Instructions for the task ▸ List each line in which the string "JSON" appears.

Data shown ▸
━━━━━━━━━━━━━━━━━━━━

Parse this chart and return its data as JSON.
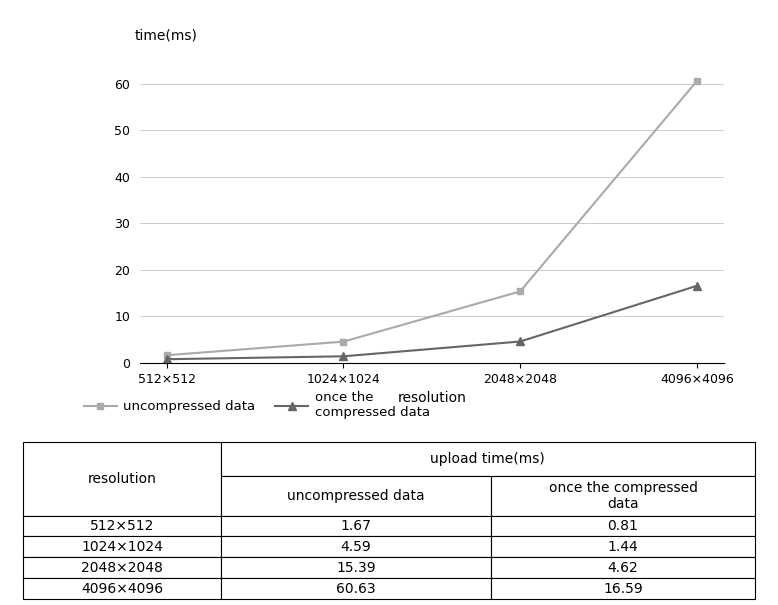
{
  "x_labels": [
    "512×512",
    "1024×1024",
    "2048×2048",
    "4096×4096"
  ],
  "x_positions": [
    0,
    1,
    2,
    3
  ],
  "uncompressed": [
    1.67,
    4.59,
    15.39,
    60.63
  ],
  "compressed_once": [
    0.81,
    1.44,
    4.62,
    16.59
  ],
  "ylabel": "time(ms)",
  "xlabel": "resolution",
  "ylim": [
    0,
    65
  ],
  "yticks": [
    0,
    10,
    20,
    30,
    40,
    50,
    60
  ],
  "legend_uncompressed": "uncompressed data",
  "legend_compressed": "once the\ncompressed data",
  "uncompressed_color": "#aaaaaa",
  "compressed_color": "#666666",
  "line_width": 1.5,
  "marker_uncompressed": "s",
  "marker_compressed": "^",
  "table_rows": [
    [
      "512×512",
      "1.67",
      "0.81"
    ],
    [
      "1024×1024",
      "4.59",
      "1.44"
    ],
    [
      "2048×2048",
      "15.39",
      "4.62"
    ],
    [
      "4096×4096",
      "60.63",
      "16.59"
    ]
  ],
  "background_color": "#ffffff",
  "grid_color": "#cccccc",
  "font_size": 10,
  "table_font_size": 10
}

━━━━━━━━━━━━━━━━━━━━

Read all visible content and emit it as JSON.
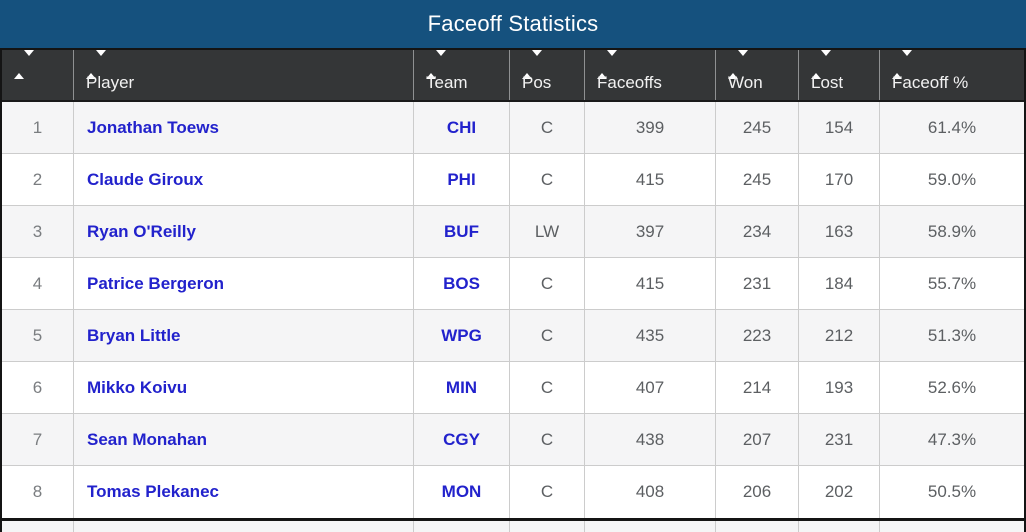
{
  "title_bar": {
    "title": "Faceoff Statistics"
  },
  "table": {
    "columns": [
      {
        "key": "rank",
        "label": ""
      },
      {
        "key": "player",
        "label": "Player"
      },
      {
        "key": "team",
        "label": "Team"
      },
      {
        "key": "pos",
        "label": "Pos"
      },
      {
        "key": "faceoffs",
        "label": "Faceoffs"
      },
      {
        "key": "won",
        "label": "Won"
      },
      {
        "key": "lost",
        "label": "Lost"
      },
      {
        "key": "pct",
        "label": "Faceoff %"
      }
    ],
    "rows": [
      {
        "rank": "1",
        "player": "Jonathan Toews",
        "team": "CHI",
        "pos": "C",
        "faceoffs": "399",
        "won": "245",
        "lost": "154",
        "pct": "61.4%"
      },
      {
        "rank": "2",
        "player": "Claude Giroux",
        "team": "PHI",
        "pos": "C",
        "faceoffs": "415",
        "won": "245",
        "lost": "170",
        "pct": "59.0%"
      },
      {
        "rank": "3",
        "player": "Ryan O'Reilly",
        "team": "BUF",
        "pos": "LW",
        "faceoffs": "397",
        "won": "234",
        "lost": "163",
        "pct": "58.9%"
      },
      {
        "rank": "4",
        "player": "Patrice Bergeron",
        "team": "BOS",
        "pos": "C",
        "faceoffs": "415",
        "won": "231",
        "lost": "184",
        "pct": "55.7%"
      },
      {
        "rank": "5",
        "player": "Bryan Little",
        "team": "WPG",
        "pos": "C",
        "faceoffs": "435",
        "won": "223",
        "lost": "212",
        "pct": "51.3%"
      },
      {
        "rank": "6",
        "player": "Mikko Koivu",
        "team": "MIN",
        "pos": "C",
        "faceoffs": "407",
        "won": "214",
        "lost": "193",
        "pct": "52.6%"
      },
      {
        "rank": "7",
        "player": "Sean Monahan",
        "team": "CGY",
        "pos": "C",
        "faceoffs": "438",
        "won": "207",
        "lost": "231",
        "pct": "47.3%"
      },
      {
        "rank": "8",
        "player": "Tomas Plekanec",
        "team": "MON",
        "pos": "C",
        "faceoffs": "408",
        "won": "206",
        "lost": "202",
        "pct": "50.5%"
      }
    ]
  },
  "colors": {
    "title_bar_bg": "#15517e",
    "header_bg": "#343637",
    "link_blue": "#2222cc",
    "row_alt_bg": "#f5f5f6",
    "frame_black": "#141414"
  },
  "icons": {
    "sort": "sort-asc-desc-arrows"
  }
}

━━━━━━━━━━━━━━━━━━━━

Response for this exercise ▸
Parse this chart and return its data as JSON.
Read all visible content and emit it as JSON.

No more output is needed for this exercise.